## WHAT THIS TASK INVOLVES
From the entries below, extract every line that includes the word "Carbamazepin".
————————
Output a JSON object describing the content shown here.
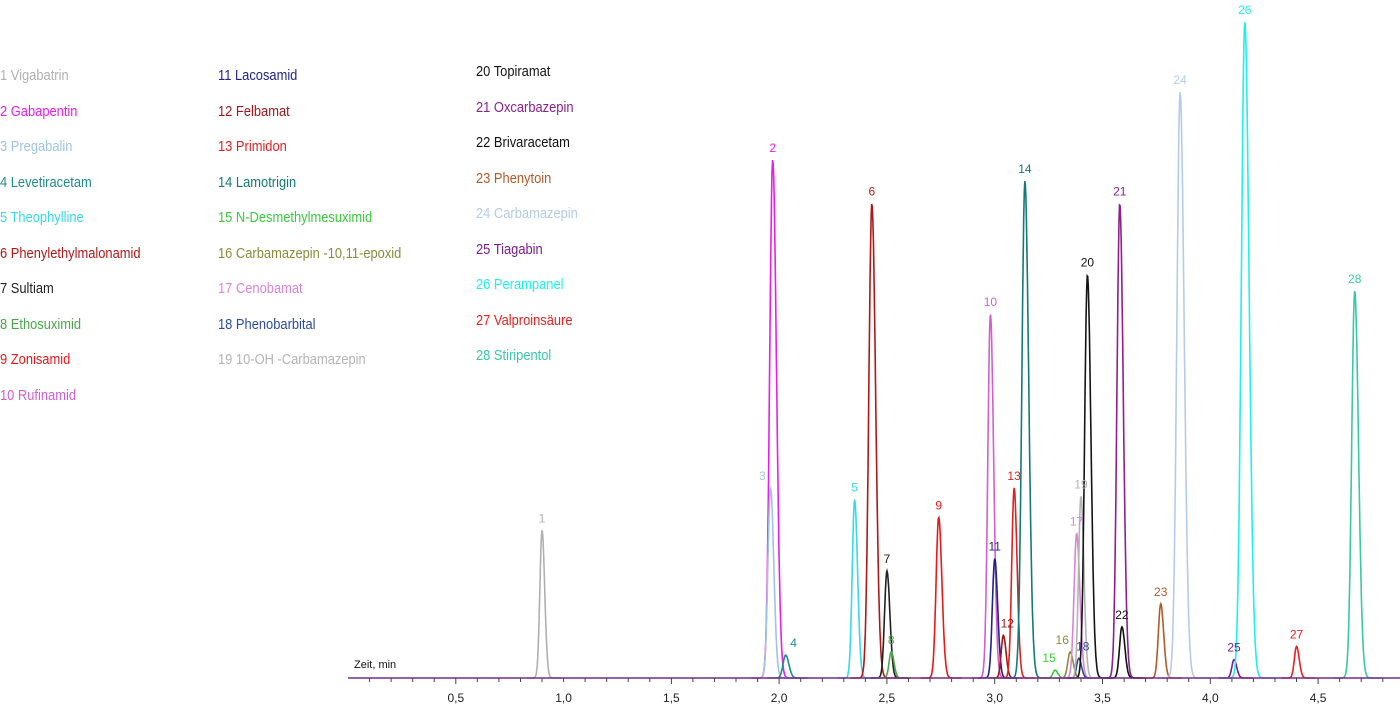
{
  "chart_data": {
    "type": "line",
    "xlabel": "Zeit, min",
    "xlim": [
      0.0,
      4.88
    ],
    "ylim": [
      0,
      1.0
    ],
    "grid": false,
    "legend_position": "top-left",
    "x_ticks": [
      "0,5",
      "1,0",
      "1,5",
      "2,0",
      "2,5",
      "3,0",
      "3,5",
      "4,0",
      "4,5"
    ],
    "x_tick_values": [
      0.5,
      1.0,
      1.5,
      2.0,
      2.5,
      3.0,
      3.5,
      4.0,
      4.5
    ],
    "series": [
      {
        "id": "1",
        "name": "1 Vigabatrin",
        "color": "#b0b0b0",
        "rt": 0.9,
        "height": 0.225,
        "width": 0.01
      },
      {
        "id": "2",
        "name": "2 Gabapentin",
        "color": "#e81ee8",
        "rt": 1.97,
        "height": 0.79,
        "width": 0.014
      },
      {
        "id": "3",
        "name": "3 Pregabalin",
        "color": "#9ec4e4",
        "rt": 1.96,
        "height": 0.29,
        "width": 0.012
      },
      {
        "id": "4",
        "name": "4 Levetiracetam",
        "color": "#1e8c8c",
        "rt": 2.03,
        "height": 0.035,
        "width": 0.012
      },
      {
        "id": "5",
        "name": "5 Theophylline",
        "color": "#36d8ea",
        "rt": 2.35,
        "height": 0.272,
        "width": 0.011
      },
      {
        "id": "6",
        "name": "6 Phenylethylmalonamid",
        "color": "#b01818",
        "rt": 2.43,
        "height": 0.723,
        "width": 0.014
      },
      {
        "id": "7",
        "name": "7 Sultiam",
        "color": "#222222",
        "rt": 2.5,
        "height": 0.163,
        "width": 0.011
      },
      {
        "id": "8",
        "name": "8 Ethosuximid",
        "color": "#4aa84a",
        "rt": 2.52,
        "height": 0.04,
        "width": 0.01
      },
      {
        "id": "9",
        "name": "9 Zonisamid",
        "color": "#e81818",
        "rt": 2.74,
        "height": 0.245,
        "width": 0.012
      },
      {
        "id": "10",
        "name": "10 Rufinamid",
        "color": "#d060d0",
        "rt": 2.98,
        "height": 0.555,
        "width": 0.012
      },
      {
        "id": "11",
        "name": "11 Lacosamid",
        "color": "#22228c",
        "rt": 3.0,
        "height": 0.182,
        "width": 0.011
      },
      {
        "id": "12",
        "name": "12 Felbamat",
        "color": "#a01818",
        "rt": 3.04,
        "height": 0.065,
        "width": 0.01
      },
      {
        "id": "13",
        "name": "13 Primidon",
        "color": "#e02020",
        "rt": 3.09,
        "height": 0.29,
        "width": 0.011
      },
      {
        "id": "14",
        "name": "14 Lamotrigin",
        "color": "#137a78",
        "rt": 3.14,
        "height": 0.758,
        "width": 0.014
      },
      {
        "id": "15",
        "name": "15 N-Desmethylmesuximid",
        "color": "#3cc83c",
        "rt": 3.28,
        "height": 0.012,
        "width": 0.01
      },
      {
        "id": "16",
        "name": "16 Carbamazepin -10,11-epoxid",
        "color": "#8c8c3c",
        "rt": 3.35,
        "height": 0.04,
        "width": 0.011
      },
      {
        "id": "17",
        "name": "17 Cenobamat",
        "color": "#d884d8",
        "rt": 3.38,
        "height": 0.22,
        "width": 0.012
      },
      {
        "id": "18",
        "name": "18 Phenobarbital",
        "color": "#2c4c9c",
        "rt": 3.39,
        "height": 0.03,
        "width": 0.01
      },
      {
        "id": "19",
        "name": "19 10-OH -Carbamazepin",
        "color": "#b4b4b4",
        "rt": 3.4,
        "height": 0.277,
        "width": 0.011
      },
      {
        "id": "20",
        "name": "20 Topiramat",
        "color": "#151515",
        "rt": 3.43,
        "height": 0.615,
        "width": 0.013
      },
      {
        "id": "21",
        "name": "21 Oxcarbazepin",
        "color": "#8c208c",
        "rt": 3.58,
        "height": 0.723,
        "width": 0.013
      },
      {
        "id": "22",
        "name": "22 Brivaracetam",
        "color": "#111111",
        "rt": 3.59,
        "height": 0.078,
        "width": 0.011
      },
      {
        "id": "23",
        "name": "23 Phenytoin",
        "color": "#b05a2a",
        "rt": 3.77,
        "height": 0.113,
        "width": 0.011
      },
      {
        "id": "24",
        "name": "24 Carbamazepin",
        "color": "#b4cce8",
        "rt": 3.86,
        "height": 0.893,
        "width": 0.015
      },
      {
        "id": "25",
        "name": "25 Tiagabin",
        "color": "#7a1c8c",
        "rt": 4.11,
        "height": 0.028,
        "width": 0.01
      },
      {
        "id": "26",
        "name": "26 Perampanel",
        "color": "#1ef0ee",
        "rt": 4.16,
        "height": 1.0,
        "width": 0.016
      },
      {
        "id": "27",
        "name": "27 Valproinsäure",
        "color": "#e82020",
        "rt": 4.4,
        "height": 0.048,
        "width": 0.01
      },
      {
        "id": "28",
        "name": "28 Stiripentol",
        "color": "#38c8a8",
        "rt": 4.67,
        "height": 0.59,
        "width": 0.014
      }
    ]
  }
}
————————
## SOLVED PROBLEM
        "name": "16 Carbamazepin -10,11-epoxid",
        "name": "19 10-OH -Carbamazepin",
        "name": "24 Carbamazepin",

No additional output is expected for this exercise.